— Set problem —
What follows is a listing to be transcribed exactly.

— The data —
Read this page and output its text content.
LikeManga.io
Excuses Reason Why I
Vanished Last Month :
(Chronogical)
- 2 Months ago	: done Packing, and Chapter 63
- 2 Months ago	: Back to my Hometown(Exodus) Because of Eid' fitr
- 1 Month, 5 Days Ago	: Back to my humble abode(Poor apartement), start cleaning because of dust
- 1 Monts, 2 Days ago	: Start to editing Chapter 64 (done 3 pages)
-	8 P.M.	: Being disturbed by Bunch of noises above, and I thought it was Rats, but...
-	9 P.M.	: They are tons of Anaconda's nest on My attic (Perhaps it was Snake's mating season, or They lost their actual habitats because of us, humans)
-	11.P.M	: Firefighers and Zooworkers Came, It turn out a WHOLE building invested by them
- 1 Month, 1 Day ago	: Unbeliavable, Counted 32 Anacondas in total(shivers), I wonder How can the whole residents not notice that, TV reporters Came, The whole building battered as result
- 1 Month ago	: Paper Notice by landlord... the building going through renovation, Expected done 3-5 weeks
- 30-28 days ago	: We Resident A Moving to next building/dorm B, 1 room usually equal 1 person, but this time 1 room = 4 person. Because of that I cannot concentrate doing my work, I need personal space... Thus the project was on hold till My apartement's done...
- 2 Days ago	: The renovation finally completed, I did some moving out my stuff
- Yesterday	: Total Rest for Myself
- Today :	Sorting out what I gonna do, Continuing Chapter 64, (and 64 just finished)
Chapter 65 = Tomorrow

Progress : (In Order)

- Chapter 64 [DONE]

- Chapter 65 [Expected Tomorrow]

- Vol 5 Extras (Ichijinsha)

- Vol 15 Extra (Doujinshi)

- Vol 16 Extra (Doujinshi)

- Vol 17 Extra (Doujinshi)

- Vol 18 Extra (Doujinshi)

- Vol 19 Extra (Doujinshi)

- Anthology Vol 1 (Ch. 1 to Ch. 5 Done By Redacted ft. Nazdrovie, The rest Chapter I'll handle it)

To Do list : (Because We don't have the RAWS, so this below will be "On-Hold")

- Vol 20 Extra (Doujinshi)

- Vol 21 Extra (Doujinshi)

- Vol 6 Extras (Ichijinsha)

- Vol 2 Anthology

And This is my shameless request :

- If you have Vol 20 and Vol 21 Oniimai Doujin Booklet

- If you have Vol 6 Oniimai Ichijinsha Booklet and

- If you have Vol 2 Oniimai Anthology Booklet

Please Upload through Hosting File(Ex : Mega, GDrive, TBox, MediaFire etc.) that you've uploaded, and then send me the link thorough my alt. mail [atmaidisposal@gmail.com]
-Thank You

— Output of the exercise —
Read this page and output its text content.
LikeManga.io
Excuses Reason Why I
Vanished Last Month :
(Chronogical)
- 2 Months ago	: done Packing, and Chapter 63
- 2 Months ago	: Back to my Hometown(Exodus) Because of Eid' fitr
- 1 Month, 5 Days Ago	: Back to my humble abode(Poor apartement), start cleaning because of dust
- 1 Monts, 2 Days ago	: Start to editing Chapter 64 (done 3 pages)
-	8 P.M.	: Being disturbed by Bunch of noises above, and I thought it was Rats, but...
-	9 P.M.	: They are tons of Anaconda's nest on My attic (Perhaps it was Snake's mating season, or They lost their actual habitats because of us, humans)
-	11.P.M	: Firefighers and Zooworkers Came, It turn out a WHOLE building invested by them
- 1 Month, 1 Day ago	: Unbeliavable, Counted 32 Anacondas in total(shivers), I wonder How can the whole residents not notice that, TV reporters Came, The whole building battered as result
- 1 Month ago	: Paper Notice by landlord... the building going through renovation, Expected done 3-5 weeks
- 30-28 days ago	: We Resident A Moving to next building/dorm B, 1 room usually equal 1 person, but this time 1 room = 4 person. Because of that I cannot concentrate doing my work, I need personal space... Thus the project was on hold till My apartement's done...
- 2 Days ago	: The renovation finally completed, I did some moving out my stuff
- Yesterday	: Total Rest for Myself
- Today :	Sorting out what I gonna do, Continuing Chapter 64, (and 64 just finished)
Chapter 65 = Tomorrow

Progress : (In Order)

- Chapter 64 [DONE]

- Chapter 65 [Expected Tomorrow]

- Vol 5 Extras (Ichijinsha)

- Vol 15 Extra (Doujinshi)

- Vol 16 Extra (Doujinshi)

- Vol 17 Extra (Doujinshi)

- Vol 18 Extra (Doujinshi)

- Vol 19 Extra (Doujinshi)

- Anthology Vol 1 (Ch. 1 to Ch. 5 Done By Redacted ft. Nazdrovie, The rest Chapter I'll handle it)

To Do list : (Because We don't have the RAWS, so this below will be "On-Hold")

- Vol 20 Extra (Doujinshi)

- Vol 21 Extra (Doujinshi)

- Vol 6 Extras (Ichijinsha)

- Vol 2 Anthology

And This is my shameless request :

- If you have Vol 20 and Vol 21 Oniimai Doujin Booklet

- If you have Vol 6 Oniimai Ichijinsha Booklet and

- If you have Vol 2 Oniimai Anthology Booklet

Please Upload through Hosting File(Ex : Mega, GDrive, TBox, MediaFire etc.) that you've uploaded, and then send me the link thorough my alt. mail [atmaidisposal@gmail.com]
-Thank You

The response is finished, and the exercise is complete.